● GOAL: Without the pictures, can you quote each line below exactly?

● INFORMATION SHOWN:
+--

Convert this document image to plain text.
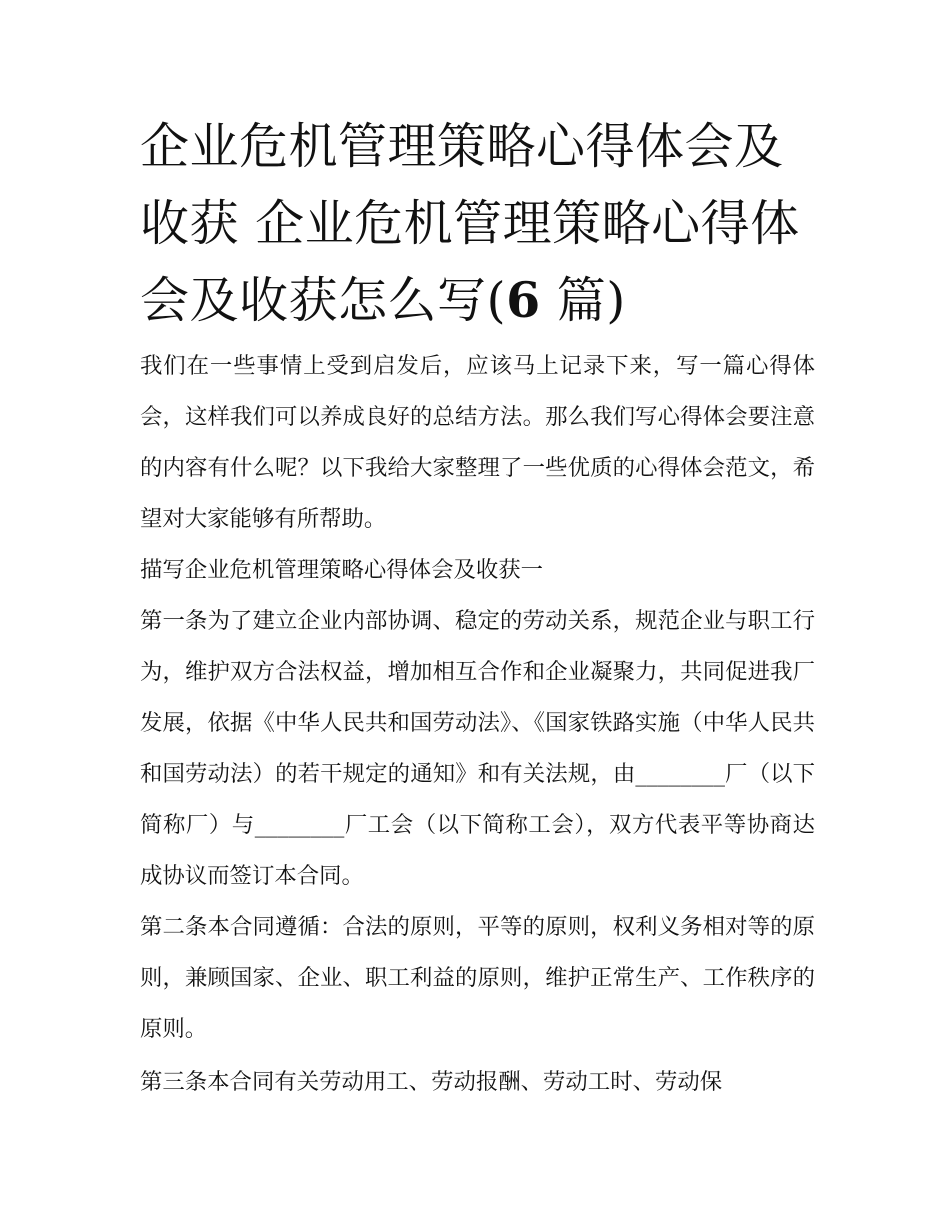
企业危机管理策略心得体会及收获 企业危机管理策略心得体会及收获怎么写(6 篇)

我们在一些事情上受到启发后，应该马上记录下来，写一篇心得体会，这样我们可以养成良好的总结方法。那么我们写心得体会要注意的内容有什么呢？以下我给大家整理了一些优质的心得体会范文，希望对大家能够有所帮助。

描写企业危机管理策略心得体会及收获一

第一条为了建立企业内部协调、稳定的劳动关系，规范企业与职工行为，维护双方合法权益，增加相互合作和企业凝聚力，共同促进我厂发展，依据《中华人民共和国劳动法》、《国家铁路实施（中华人民共和国劳动法）的若干规定的通知》和有关法规，由________厂（以下简称厂）与________厂工会（以下简称工会），双方代表平等协商达成协议而签订本合同。

第二条本合同遵循：合法的原则，平等的原则，权利义务相对等的原则，兼顾国家、企业、职工利益的原则，维护正常生产、工作秩序的原则。

第三条本合同有关劳动用工、劳动报酬、劳动工时、劳动保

+--

● THE COMPLETED TASK:
Convert this document image to plain text.
企业危机管理策略心得体会及收获 企业危机管理策略心得体会及收获怎么写(6 篇)

我们在一些事情上受到启发后，应该马上记录下来，写一篇心得体会，这样我们可以养成良好的总结方法。那么我们写心得体会要注意的内容有什么呢？以下我给大家整理了一些优质的心得体会范文，希望对大家能够有所帮助。

描写企业危机管理策略心得体会及收获一

第一条为了建立企业内部协调、稳定的劳动关系，规范企业与职工行为，维护双方合法权益，增加相互合作和企业凝聚力，共同促进我厂发展，依据《中华人民共和国劳动法》、《国家铁路实施（中华人民共和国劳动法）的若干规定的通知》和有关法规，由________厂（以下简称厂）与________厂工会（以下简称工会），双方代表平等协商达成协议而签订本合同。

第二条本合同遵循：合法的原则，平等的原则，权利义务相对等的原则，兼顾国家、企业、职工利益的原则，维护正常生产、工作秩序的原则。

第三条本合同有关劳动用工、劳动报酬、劳动工时、劳动保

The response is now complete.